Task details: All lines holding the string "this" are to be shown.

Listed entries:
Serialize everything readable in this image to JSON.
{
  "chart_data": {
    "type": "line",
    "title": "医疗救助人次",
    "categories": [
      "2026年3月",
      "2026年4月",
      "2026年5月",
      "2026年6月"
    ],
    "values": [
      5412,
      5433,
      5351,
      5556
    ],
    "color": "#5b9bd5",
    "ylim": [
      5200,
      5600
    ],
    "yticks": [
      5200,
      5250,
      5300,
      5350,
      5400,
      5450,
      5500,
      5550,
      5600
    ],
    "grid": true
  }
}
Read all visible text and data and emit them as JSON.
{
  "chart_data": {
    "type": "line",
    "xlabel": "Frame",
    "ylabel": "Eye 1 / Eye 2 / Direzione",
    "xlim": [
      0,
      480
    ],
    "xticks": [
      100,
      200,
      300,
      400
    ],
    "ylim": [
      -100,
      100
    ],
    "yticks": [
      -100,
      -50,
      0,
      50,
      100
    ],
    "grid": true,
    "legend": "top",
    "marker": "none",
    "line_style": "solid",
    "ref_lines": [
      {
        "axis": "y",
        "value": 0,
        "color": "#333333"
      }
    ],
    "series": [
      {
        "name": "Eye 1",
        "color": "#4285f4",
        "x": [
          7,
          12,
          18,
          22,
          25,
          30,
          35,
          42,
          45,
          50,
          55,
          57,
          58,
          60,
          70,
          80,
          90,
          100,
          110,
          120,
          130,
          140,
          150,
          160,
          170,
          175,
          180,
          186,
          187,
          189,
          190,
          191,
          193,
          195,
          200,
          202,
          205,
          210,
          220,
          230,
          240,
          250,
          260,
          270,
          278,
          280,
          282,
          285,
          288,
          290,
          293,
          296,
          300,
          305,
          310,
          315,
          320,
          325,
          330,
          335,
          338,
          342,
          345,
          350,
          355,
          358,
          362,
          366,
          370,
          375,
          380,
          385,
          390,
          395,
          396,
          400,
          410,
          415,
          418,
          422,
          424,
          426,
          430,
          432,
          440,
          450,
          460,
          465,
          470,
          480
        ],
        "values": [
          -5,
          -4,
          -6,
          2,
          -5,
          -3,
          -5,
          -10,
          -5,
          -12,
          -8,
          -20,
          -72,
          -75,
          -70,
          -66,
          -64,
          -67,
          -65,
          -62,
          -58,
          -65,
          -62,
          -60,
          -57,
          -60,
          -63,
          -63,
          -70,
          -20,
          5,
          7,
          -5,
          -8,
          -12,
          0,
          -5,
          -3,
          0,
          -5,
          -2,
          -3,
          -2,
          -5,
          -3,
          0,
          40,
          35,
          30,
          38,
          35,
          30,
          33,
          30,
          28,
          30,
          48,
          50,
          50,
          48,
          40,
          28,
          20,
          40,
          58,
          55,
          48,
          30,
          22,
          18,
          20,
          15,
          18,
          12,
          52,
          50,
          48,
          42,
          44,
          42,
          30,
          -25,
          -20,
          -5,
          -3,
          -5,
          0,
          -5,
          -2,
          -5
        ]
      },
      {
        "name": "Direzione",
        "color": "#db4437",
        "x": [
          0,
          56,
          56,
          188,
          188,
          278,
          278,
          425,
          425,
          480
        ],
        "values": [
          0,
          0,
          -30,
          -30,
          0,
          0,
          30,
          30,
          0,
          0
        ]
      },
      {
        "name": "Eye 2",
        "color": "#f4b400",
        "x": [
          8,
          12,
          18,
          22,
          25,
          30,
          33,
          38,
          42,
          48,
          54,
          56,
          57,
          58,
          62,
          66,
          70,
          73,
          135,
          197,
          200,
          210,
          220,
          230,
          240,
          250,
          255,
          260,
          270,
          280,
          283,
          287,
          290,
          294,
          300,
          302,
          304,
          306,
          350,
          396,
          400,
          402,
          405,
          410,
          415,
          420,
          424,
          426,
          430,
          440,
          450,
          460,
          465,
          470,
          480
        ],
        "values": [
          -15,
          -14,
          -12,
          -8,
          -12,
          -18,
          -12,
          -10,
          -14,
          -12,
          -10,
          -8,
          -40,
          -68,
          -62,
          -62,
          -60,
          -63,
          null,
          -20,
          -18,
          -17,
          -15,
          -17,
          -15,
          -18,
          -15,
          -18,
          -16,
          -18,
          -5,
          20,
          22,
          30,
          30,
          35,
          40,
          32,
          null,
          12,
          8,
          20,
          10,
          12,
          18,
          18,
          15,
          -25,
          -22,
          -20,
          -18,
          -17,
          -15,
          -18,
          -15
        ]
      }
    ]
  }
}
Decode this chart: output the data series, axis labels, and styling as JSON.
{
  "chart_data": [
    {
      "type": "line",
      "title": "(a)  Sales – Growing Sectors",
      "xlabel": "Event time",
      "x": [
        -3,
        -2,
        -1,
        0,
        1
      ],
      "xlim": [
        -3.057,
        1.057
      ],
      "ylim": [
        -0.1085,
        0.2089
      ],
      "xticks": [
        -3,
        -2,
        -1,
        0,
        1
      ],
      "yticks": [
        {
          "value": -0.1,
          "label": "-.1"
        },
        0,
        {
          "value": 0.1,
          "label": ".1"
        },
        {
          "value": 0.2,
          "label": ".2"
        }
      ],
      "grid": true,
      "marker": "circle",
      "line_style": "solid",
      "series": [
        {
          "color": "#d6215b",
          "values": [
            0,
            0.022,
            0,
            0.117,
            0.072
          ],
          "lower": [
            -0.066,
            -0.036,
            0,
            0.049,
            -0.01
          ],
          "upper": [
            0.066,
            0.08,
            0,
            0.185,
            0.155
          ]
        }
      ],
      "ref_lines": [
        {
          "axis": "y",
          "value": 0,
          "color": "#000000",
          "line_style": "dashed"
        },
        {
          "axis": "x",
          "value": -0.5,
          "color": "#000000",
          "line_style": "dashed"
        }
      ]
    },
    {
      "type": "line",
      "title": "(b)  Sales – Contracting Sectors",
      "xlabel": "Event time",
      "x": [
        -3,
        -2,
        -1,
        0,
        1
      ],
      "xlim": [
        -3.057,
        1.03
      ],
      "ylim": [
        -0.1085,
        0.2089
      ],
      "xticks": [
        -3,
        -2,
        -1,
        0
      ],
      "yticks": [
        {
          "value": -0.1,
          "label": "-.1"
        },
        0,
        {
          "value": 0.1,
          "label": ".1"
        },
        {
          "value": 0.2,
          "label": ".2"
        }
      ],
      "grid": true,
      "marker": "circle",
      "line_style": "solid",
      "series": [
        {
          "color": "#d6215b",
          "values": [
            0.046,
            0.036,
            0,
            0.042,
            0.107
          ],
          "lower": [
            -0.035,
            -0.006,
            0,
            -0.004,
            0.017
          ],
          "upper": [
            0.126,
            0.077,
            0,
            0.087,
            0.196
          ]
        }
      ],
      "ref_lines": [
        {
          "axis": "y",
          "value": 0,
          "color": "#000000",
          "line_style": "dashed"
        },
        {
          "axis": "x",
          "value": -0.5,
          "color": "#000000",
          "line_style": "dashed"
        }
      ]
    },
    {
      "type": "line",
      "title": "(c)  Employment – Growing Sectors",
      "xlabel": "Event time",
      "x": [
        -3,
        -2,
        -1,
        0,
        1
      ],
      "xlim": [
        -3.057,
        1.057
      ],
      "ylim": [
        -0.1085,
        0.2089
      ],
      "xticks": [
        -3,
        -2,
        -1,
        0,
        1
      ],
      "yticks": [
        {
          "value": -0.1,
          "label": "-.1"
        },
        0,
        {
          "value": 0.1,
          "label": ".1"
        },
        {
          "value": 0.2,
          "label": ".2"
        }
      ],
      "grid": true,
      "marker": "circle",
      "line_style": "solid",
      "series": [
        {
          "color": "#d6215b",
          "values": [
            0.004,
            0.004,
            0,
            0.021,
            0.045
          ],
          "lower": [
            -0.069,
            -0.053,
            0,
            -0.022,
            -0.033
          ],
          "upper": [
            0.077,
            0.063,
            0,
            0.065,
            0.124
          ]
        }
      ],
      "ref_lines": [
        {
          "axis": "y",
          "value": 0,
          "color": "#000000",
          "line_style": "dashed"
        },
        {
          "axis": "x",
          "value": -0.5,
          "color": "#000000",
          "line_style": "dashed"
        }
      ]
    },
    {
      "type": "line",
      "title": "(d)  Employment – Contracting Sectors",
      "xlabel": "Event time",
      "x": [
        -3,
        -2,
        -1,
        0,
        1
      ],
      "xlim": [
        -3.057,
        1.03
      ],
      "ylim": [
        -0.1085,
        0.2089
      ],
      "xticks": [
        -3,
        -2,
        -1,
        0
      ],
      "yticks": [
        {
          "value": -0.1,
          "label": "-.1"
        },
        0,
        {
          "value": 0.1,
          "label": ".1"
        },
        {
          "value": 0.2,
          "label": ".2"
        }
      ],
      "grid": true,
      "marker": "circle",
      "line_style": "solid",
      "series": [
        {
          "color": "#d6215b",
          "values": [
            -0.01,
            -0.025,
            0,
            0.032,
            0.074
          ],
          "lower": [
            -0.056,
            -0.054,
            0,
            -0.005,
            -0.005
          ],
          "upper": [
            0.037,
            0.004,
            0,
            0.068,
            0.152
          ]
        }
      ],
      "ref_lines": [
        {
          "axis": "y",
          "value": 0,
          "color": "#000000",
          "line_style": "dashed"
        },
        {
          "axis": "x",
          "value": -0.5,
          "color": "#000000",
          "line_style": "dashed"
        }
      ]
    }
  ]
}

Completed exercise:
Serialize everything readable in this image to JSON.
Decode this chart: output the data series, axis labels, and styling as JSON.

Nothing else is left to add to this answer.